Excerpts from a figure dataset

########

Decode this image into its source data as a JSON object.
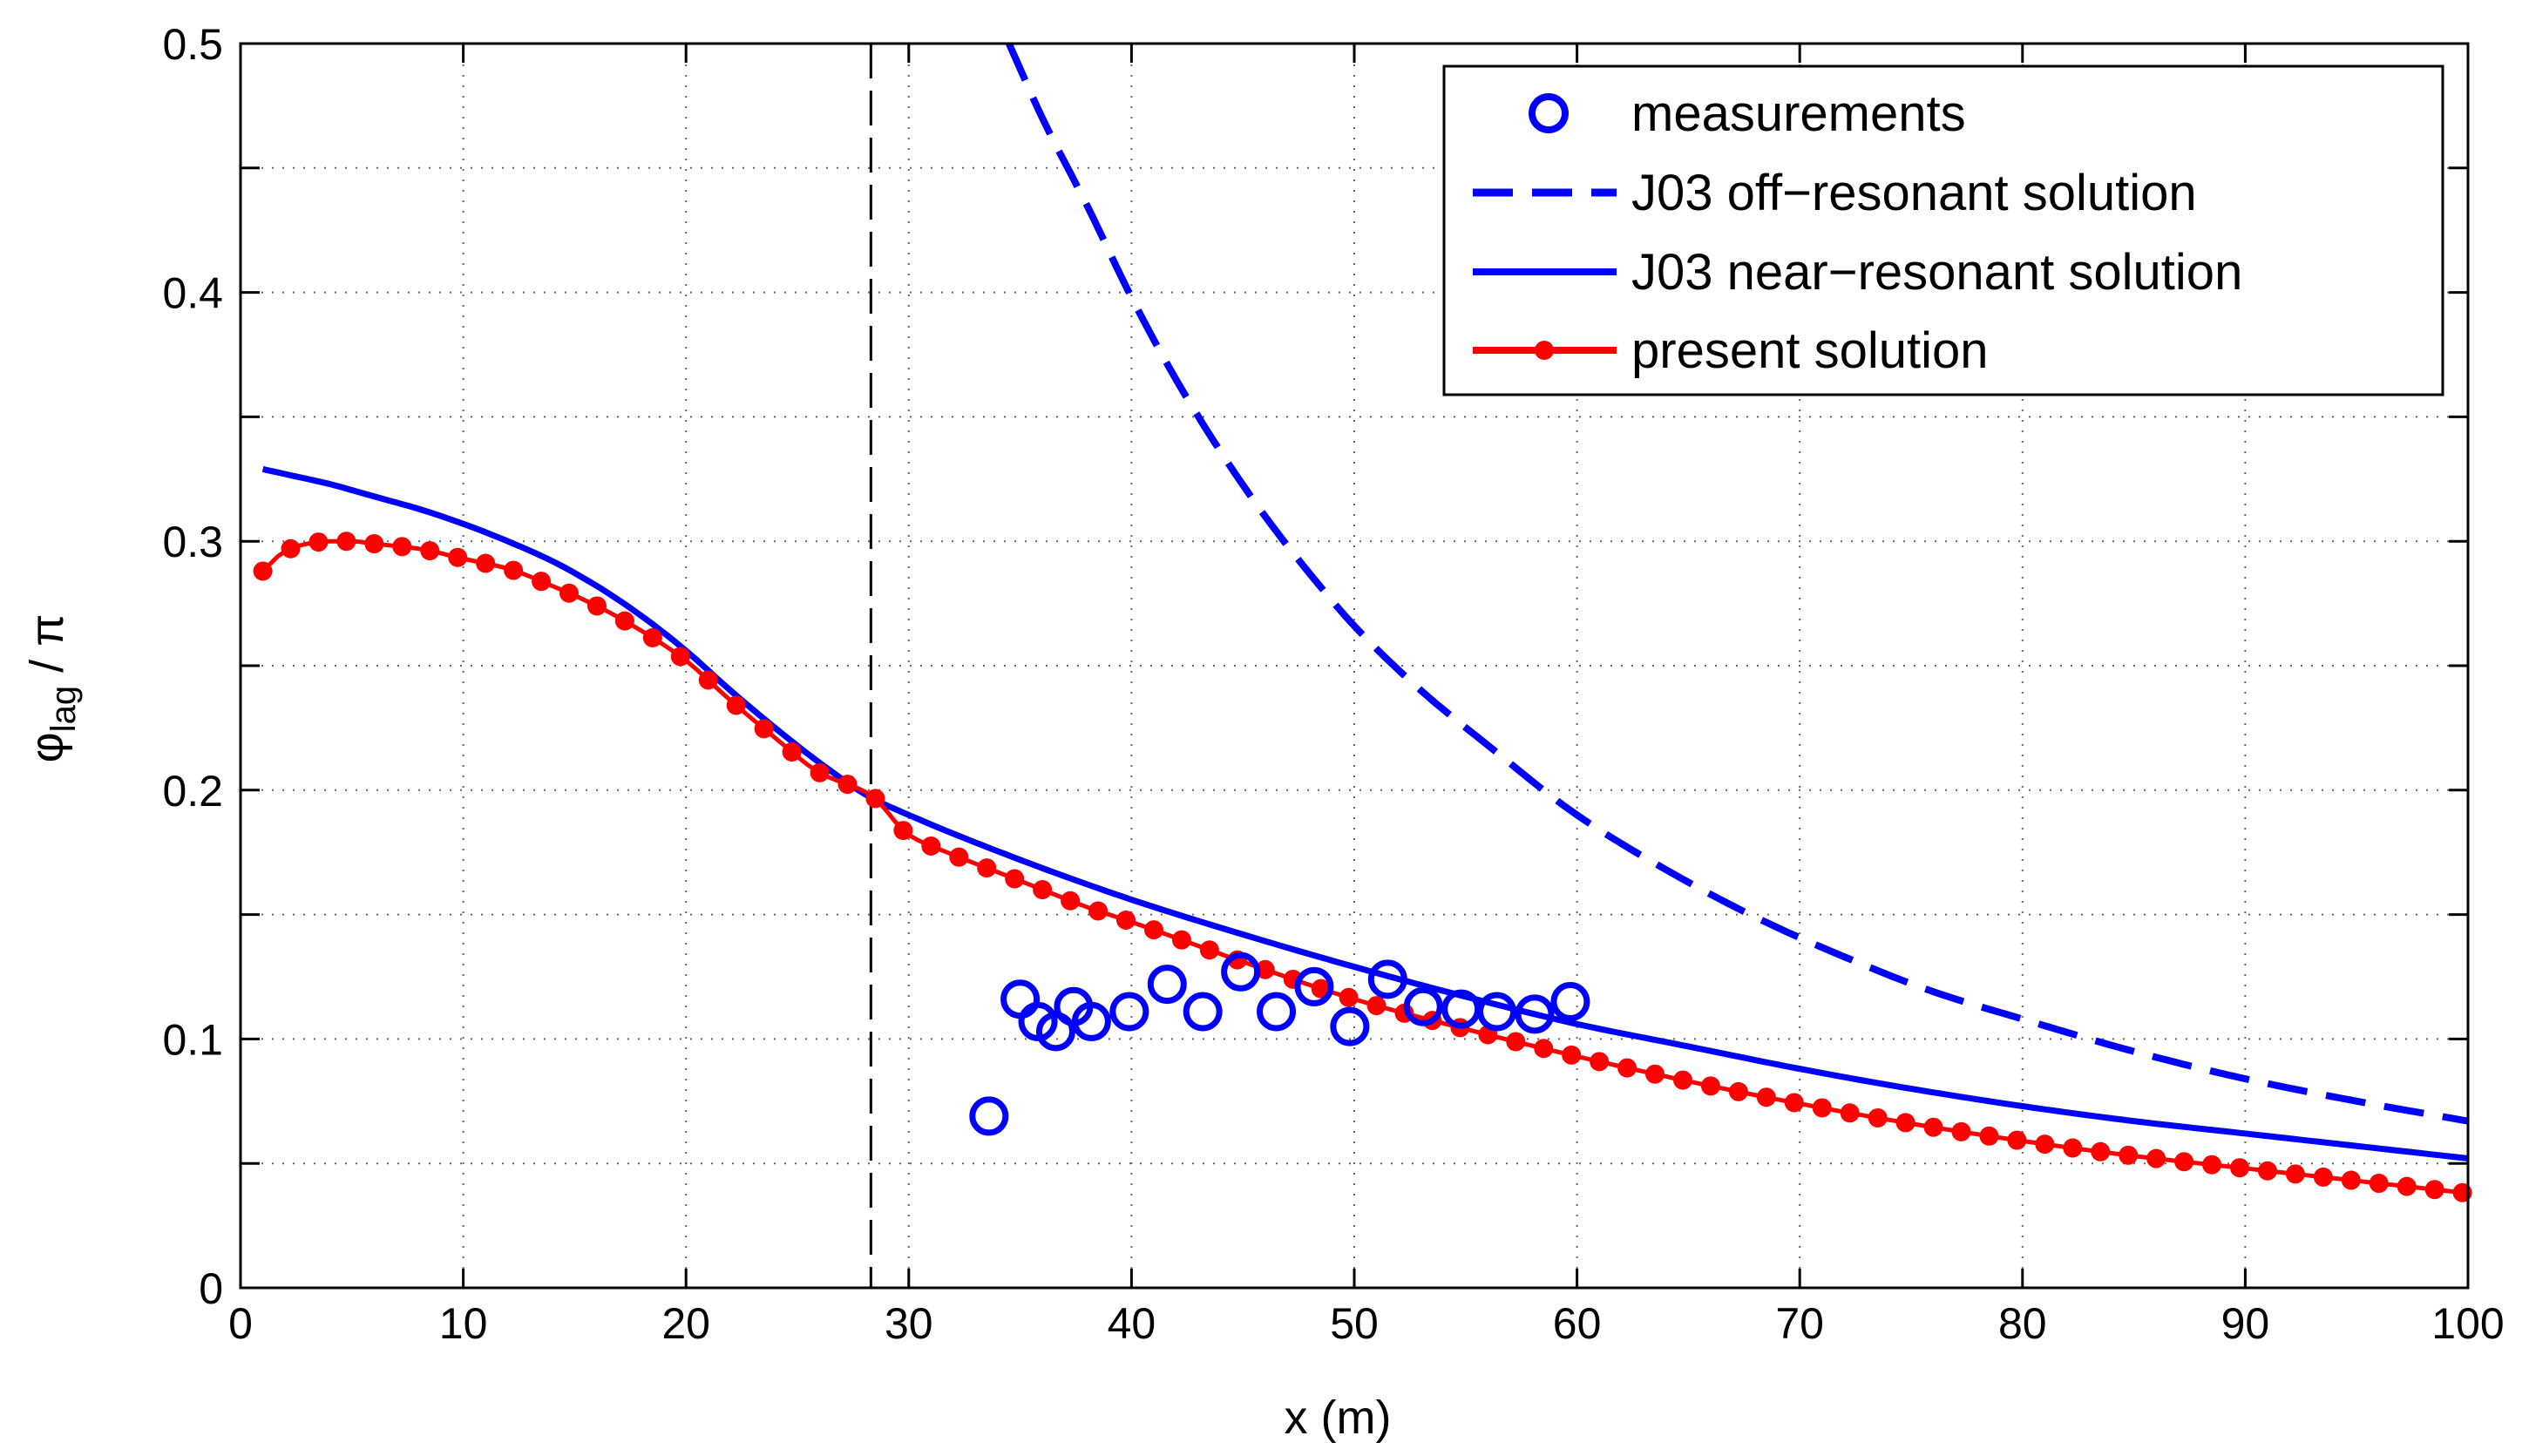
{
  "chart_data": {
    "type": "line",
    "title": "",
    "xlabel": "x (m)",
    "ylabel": {
      "base": "φ",
      "sub": "lag",
      "suffix": " / π"
    },
    "xlim": [
      0,
      100
    ],
    "ylim": [
      0,
      0.5
    ],
    "xticks": [
      0,
      10,
      20,
      30,
      40,
      50,
      60,
      70,
      80,
      90,
      100
    ],
    "yticks": [
      0,
      0.1,
      0.2,
      0.3,
      0.4,
      0.5
    ],
    "xtick_labels": [
      "0",
      "10",
      "20",
      "30",
      "40",
      "50",
      "60",
      "70",
      "80",
      "90",
      "100"
    ],
    "ytick_labels": [
      "0",
      "0.1",
      "0.2",
      "0.3",
      "0.4",
      "0.5"
    ],
    "grid": true,
    "legend_position": "top-right",
    "vline_x": 28.3,
    "colors": {
      "blue": "#0000ff",
      "red": "#ff0000",
      "black": "#000000",
      "grid": "#666666"
    },
    "series": [
      {
        "name": "measurements",
        "style": "circles",
        "color": "#0000ff",
        "x": [
          33.6,
          35.0,
          35.8,
          36.6,
          37.4,
          38.2,
          39.9,
          41.6,
          43.2,
          44.9,
          46.5,
          48.2,
          49.8,
          51.5,
          53.1,
          54.8,
          56.4,
          58.1,
          59.7
        ],
        "y": [
          0.069,
          0.116,
          0.107,
          0.103,
          0.113,
          0.107,
          0.111,
          0.122,
          0.111,
          0.127,
          0.111,
          0.121,
          0.105,
          0.124,
          0.113,
          0.112,
          0.111,
          0.11,
          0.115
        ]
      },
      {
        "name": "J03 off−resonant solution",
        "style": "dashed",
        "color": "#0000ff",
        "x": [
          34.5,
          36,
          38,
          40,
          42,
          44,
          46,
          48,
          50,
          53,
          56,
          60,
          64,
          68,
          72,
          76,
          80,
          85,
          90,
          95,
          100
        ],
        "y": [
          0.5,
          0.47,
          0.435,
          0.398,
          0.365,
          0.336,
          0.31,
          0.287,
          0.266,
          0.24,
          0.218,
          0.19,
          0.168,
          0.149,
          0.133,
          0.119,
          0.108,
          0.095,
          0.084,
          0.075,
          0.067
        ]
      },
      {
        "name": "J03 near−resonant solution",
        "style": "solid",
        "color": "#0000ff",
        "x": [
          1,
          2,
          4,
          6,
          8,
          10,
          12,
          14,
          16,
          18,
          20,
          22,
          24,
          26,
          28.3,
          30,
          35,
          40,
          45,
          50,
          55,
          60,
          65,
          70,
          75,
          80,
          85,
          90,
          95,
          100
        ],
        "y": [
          0.329,
          0.327,
          0.323,
          0.318,
          0.313,
          0.307,
          0.3,
          0.292,
          0.282,
          0.27,
          0.256,
          0.24,
          0.225,
          0.211,
          0.197,
          0.19,
          0.172,
          0.156,
          0.142,
          0.129,
          0.117,
          0.106,
          0.097,
          0.088,
          0.08,
          0.073,
          0.067,
          0.062,
          0.057,
          0.052
        ]
      },
      {
        "name": "present solution",
        "style": "line-dots",
        "color": "#ff0000",
        "x": [
          1,
          2,
          3,
          4,
          5,
          6,
          8,
          10,
          12,
          14,
          16,
          18,
          20,
          22,
          24,
          26,
          28.3,
          30,
          32,
          34,
          36,
          38,
          40,
          45,
          50,
          55,
          60,
          65,
          70,
          75,
          80,
          85,
          90,
          95,
          100
        ],
        "y": [
          0.288,
          0.296,
          0.299,
          0.3,
          0.3,
          0.299,
          0.297,
          0.293,
          0.289,
          0.282,
          0.274,
          0.264,
          0.252,
          0.236,
          0.221,
          0.207,
          0.198,
          0.182,
          0.174,
          0.167,
          0.16,
          0.153,
          0.147,
          0.131,
          0.116,
          0.104,
          0.093,
          0.083,
          0.074,
          0.066,
          0.059,
          0.053,
          0.048,
          0.043,
          0.038
        ]
      }
    ]
  }
}
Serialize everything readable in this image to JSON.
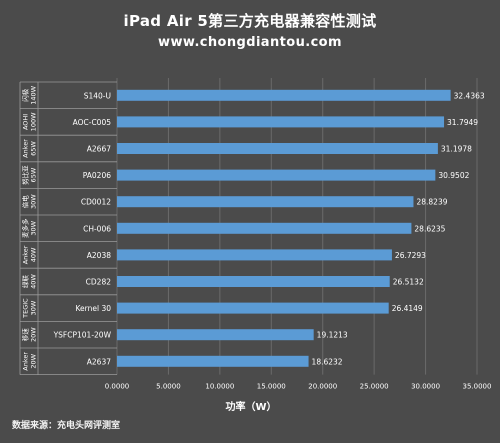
{
  "chart_data": {
    "type": "bar",
    "orientation": "horizontal",
    "title": "iPad Air 5第三方充电器兼容性测试",
    "subtitle": "www.chongdiantou.com",
    "xlabel": "功率（W）",
    "xlim": [
      0,
      35
    ],
    "xticks": [
      "0.0000",
      "5.0000",
      "10.0000",
      "15.0000",
      "20.0000",
      "25.0000",
      "30.0000",
      "35.0000"
    ],
    "grid": true,
    "bar_color": "#5b9bd5",
    "categories": [
      {
        "group": [
          "闪极",
          "140W"
        ],
        "model": "S140-U",
        "value": 32.4363,
        "label": "32.4363"
      },
      {
        "group": [
          "AOHI",
          "100W"
        ],
        "model": "AOC-C005",
        "value": 31.7949,
        "label": "31.7949"
      },
      {
        "group": [
          "Anker",
          "65W"
        ],
        "model": "A2667",
        "value": 31.1978,
        "label": "31.1978"
      },
      {
        "group": [
          "努比亚",
          "65W"
        ],
        "model": "PA0206",
        "value": 30.9502,
        "label": "30.9502"
      },
      {
        "group": [
          "倍电",
          "30W"
        ],
        "model": "CD0012",
        "value": 28.8239,
        "label": "28.8239"
      },
      {
        "group": [
          "麦多多",
          "30W"
        ],
        "model": "CH-006",
        "value": 28.6235,
        "label": "28.6235"
      },
      {
        "group": [
          "Anker",
          "40W"
        ],
        "model": "A2038",
        "value": 26.7293,
        "label": "26.7293"
      },
      {
        "group": [
          "绿联",
          "40W"
        ],
        "model": "CD282",
        "value": 26.5132,
        "label": "26.5132"
      },
      {
        "group": [
          "TEGIC",
          "30W"
        ],
        "model": "Kernel 30",
        "value": 26.4149,
        "label": "26.4149"
      },
      {
        "group": [
          "移速",
          "20W"
        ],
        "model": "YSFCP101-20W",
        "value": 19.1213,
        "label": "19.1213"
      },
      {
        "group": [
          "Anker",
          "20W"
        ],
        "model": "A2637",
        "value": 18.6232,
        "label": "18.6232"
      }
    ]
  },
  "footer": {
    "source": "数据来源：充电头网评测室"
  }
}
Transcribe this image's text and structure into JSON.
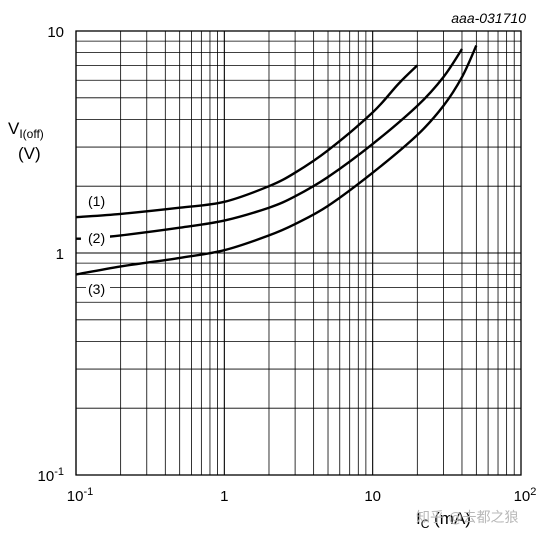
{
  "chart_data": {
    "type": "line",
    "code_label": "aaa-031710",
    "ylabel": {
      "main": "V",
      "sub": "I(off)",
      "unit": "(V)"
    },
    "xlabel": {
      "main": "I",
      "sub": "C",
      "unit": " (mA)"
    },
    "x_scale": "log",
    "y_scale": "log",
    "xlim": [
      0.1,
      100
    ],
    "ylim": [
      0.1,
      10
    ],
    "grid": true,
    "x_ticks": [
      {
        "base": "10",
        "exp": "-1"
      },
      {
        "base": "1",
        "exp": ""
      },
      {
        "base": "10",
        "exp": ""
      },
      {
        "base": "10",
        "exp": "2"
      }
    ],
    "y_ticks": [
      {
        "base": "10",
        "exp": "-1"
      },
      {
        "base": "1",
        "exp": ""
      },
      {
        "base": "10",
        "exp": ""
      }
    ],
    "series": [
      {
        "name": "(1)",
        "x": [
          0.1,
          0.2,
          0.5,
          1,
          2,
          3,
          5,
          10,
          15,
          20
        ],
        "y": [
          1.45,
          1.5,
          1.6,
          1.7,
          2.0,
          2.3,
          2.9,
          4.3,
          5.8,
          7.0
        ]
      },
      {
        "name": "(2)",
        "x": [
          0.13,
          0.2,
          0.5,
          1,
          2,
          3,
          5,
          10,
          20,
          30,
          40
        ],
        "y": [
          1.17,
          1.2,
          1.3,
          1.4,
          1.6,
          1.8,
          2.2,
          3.1,
          4.6,
          6.2,
          8.3
        ]
      },
      {
        "name": "(3)",
        "x": [
          0.1,
          0.2,
          0.5,
          1,
          2,
          3,
          5,
          10,
          20,
          30,
          40,
          50
        ],
        "y": [
          0.8,
          0.87,
          0.95,
          1.03,
          1.2,
          1.35,
          1.63,
          2.3,
          3.4,
          4.6,
          6.2,
          8.6
        ]
      }
    ]
  },
  "watermark": "知乎 @去都之狼"
}
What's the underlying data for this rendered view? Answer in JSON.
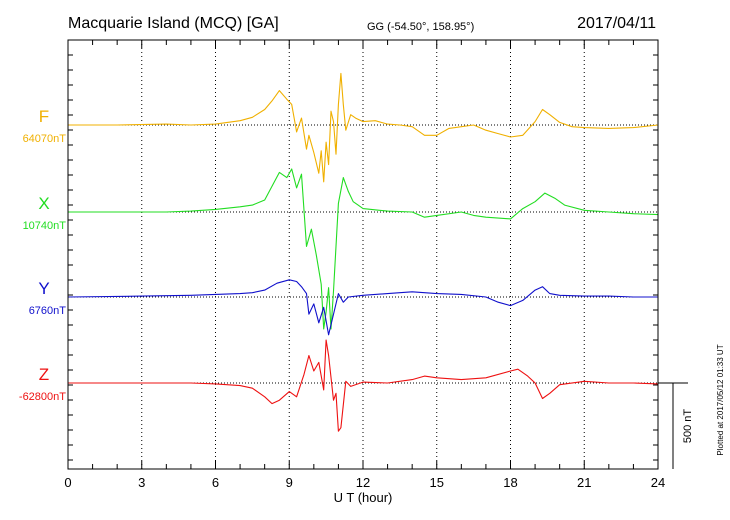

########

Reproduce each line holding the word "source".

## Answer to the task
Decode this image into its source data as a JSON object.
    "source": "数据来源：充电头网评测室"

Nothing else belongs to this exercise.